## DATA ROWS
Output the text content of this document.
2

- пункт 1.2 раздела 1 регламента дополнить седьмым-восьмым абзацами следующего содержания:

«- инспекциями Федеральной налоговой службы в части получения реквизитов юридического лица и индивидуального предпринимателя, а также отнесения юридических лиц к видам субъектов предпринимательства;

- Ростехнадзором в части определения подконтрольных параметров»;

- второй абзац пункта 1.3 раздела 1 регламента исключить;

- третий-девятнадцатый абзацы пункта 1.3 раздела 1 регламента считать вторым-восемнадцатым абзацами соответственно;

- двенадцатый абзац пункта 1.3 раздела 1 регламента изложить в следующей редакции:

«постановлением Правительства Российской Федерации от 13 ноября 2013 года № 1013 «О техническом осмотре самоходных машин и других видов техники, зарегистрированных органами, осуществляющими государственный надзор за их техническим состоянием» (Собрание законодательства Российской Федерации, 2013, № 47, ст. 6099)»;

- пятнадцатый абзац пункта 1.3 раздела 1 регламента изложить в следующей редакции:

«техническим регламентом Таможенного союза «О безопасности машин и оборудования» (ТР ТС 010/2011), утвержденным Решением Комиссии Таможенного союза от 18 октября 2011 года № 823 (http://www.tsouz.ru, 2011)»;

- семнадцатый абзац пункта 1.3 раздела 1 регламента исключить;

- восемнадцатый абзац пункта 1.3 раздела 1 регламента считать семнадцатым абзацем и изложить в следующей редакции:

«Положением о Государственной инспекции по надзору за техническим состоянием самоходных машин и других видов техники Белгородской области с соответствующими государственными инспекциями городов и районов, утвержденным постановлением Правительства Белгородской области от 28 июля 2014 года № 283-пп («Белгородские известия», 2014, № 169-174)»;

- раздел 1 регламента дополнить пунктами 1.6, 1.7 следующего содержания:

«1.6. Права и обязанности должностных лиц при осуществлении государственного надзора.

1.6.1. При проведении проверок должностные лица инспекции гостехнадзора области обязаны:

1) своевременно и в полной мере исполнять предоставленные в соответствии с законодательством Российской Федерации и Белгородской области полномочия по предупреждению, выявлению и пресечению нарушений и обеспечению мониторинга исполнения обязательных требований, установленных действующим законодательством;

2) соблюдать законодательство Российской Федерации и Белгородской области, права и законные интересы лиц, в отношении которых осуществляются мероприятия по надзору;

## SET TASK
Using the records above, copy every line that has the word "считать" in it.

## RESPONSE BELOW
- третий-девятнадцатый абзацы пункта 1.3 раздела 1 регламента считать вторым-восемнадцатым абзацами соответственно;
- восемнадцатый абзац пункта 1.3 раздела 1 регламента считать семнадцатым абзацем и изложить в следующей редакции:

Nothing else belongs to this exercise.